• **SUPPLIED MATERIAL**:
______
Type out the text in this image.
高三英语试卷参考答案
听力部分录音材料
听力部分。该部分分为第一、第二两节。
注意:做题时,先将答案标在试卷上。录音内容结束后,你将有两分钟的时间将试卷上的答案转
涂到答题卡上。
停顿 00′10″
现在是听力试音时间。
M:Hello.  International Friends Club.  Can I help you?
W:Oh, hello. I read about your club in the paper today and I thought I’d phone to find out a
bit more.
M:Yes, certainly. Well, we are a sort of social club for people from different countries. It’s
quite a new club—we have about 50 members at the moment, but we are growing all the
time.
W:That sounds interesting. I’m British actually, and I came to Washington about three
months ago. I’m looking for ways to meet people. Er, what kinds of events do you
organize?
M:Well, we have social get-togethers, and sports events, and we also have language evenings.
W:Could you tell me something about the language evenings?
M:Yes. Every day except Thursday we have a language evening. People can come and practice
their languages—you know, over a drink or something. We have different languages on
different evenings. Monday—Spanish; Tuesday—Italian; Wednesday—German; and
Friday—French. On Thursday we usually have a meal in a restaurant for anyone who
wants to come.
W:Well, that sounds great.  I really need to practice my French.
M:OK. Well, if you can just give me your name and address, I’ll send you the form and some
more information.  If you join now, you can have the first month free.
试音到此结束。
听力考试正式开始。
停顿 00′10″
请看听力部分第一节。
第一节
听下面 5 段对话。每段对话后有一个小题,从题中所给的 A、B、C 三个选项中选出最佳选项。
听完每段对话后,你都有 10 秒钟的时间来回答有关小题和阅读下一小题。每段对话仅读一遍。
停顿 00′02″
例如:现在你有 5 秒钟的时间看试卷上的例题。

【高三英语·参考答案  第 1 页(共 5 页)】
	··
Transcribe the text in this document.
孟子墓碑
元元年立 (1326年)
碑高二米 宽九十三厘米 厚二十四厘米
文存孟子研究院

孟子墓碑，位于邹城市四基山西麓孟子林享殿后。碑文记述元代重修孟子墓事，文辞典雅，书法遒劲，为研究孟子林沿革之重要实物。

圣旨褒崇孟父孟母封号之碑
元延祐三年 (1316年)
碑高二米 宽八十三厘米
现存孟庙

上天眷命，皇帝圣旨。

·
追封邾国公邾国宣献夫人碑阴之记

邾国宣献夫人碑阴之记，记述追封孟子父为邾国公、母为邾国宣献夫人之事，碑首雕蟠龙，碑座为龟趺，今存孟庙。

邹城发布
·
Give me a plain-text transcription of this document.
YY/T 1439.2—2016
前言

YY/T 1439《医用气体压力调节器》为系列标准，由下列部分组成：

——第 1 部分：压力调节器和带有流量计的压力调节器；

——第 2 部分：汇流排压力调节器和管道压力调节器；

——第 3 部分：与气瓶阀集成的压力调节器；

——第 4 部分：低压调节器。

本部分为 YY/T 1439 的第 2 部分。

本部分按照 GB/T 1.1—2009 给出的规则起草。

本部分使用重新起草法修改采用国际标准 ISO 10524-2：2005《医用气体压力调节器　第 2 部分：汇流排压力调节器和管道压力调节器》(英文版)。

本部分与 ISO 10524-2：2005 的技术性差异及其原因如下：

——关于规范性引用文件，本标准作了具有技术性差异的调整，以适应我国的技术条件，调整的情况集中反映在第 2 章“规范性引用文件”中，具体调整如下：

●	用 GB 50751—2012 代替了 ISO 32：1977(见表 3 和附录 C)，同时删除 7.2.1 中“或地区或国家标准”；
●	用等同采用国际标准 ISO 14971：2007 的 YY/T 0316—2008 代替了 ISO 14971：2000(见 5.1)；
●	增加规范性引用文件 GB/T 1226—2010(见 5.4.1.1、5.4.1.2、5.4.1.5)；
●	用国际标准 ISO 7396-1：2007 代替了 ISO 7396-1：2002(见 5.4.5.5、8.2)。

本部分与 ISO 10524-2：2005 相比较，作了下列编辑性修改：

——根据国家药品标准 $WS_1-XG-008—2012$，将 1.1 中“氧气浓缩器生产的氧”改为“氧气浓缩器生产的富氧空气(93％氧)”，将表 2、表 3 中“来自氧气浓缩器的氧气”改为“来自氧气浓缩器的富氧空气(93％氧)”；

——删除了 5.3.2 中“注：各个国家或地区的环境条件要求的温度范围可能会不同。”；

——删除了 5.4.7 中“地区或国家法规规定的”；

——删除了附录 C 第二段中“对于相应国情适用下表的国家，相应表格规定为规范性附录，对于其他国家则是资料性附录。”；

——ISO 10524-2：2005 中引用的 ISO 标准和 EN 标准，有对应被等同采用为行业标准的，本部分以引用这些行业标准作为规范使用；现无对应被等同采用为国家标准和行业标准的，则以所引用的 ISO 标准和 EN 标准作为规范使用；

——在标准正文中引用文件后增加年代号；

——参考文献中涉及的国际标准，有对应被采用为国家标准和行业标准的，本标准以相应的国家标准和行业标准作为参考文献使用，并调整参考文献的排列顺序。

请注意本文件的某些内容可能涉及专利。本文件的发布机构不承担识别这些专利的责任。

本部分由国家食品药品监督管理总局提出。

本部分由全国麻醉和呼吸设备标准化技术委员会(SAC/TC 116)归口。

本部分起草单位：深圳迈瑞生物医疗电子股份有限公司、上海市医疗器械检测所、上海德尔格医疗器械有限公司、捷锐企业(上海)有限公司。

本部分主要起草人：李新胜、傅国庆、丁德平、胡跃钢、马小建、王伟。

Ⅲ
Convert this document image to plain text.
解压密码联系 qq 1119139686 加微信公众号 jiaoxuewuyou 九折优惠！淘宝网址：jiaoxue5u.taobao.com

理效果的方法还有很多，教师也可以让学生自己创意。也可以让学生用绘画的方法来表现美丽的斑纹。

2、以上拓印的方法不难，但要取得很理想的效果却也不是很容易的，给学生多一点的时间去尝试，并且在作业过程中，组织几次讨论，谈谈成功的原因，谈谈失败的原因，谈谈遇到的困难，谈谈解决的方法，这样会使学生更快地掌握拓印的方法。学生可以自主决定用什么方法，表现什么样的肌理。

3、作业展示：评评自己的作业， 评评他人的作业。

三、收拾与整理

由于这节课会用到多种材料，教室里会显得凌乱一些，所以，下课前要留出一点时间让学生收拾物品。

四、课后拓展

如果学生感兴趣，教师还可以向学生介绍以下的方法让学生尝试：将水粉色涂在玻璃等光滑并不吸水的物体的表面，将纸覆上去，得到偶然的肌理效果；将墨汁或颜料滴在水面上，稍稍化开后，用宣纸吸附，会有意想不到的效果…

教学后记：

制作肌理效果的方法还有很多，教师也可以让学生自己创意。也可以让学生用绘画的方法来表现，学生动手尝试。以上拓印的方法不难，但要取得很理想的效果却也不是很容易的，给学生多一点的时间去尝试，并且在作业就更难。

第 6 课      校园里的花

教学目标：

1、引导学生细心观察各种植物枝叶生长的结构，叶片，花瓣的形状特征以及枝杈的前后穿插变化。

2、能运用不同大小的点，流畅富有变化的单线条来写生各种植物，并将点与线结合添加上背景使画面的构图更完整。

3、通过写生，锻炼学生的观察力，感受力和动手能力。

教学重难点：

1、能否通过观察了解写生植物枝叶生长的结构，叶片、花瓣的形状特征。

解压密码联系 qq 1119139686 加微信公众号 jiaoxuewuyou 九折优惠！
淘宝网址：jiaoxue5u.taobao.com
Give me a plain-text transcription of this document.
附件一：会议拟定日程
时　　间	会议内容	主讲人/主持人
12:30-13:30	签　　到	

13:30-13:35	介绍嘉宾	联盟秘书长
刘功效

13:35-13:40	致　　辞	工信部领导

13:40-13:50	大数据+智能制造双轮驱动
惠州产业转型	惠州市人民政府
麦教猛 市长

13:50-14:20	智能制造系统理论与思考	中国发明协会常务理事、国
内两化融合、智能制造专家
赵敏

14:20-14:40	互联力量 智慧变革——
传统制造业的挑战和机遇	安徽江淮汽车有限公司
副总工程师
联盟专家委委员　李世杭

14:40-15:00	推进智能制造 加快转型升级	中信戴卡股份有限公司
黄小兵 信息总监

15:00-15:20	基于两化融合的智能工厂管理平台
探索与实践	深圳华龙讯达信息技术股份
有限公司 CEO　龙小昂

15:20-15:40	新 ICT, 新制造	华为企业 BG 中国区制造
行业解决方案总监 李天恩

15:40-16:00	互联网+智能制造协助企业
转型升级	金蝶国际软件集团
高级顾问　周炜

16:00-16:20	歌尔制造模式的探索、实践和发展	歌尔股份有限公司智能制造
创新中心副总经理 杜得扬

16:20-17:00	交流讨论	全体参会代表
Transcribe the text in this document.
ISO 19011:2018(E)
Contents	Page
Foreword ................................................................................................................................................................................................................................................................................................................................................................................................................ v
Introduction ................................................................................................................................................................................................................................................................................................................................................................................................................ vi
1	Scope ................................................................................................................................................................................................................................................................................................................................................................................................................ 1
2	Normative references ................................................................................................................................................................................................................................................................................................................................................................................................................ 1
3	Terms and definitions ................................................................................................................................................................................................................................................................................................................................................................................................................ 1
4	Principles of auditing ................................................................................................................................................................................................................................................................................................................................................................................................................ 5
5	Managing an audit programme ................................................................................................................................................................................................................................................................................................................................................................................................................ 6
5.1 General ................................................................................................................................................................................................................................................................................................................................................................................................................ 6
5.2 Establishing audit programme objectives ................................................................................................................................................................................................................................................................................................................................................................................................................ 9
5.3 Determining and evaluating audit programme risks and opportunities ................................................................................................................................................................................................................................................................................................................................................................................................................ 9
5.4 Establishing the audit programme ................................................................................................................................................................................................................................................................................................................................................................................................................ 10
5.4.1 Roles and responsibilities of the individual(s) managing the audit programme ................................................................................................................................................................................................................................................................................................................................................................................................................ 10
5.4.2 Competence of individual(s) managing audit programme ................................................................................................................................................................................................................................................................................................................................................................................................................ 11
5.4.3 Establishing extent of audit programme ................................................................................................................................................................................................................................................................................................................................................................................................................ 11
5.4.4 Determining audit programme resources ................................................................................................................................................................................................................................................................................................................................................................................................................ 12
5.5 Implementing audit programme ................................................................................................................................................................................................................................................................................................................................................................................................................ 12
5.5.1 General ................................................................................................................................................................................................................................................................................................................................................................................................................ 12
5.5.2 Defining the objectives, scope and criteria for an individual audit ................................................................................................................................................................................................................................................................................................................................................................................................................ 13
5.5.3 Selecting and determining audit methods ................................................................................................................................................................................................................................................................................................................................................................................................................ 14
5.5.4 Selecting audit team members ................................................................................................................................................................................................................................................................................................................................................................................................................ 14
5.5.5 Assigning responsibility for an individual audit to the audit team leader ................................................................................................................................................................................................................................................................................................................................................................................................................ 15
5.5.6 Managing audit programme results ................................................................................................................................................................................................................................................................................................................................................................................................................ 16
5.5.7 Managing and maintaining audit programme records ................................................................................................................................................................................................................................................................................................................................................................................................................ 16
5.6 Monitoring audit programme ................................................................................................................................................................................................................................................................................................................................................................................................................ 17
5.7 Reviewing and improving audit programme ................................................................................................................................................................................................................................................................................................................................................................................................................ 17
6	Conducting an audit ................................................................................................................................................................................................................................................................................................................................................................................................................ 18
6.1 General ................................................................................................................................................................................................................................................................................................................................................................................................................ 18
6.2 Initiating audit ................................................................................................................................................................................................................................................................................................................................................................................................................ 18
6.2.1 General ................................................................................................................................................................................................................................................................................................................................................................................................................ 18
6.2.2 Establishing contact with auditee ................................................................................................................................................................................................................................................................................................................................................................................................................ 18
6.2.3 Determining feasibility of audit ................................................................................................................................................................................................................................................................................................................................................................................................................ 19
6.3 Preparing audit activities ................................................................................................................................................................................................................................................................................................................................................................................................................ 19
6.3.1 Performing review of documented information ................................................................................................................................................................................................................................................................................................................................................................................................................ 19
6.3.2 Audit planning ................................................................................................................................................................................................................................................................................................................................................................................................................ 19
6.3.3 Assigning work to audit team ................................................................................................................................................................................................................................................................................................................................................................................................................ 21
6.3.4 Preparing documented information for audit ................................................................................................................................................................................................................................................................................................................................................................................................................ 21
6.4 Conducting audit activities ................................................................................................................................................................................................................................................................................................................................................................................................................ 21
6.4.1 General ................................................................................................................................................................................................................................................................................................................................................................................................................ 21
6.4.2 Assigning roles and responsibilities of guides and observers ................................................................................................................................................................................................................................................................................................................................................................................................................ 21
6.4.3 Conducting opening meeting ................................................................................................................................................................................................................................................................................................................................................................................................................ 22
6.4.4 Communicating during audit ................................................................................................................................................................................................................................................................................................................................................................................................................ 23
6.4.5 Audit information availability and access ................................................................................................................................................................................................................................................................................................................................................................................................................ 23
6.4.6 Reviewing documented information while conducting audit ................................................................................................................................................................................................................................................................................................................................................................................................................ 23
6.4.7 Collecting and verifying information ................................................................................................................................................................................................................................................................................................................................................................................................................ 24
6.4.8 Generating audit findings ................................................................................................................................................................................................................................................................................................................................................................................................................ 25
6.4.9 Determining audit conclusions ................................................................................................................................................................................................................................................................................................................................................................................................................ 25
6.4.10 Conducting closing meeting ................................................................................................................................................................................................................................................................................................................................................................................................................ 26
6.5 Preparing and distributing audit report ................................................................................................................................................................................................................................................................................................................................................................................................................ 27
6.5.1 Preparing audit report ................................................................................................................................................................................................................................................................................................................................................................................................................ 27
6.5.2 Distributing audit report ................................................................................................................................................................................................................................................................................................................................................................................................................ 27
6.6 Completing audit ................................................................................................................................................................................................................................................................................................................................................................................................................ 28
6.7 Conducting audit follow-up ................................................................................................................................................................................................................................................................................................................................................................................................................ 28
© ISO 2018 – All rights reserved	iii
______
• **WHAT IS NEEDED**:
Count each line of the data where the word "解压密码联系" appears, then reply with the total only.

• **FULL ANSWER**:
2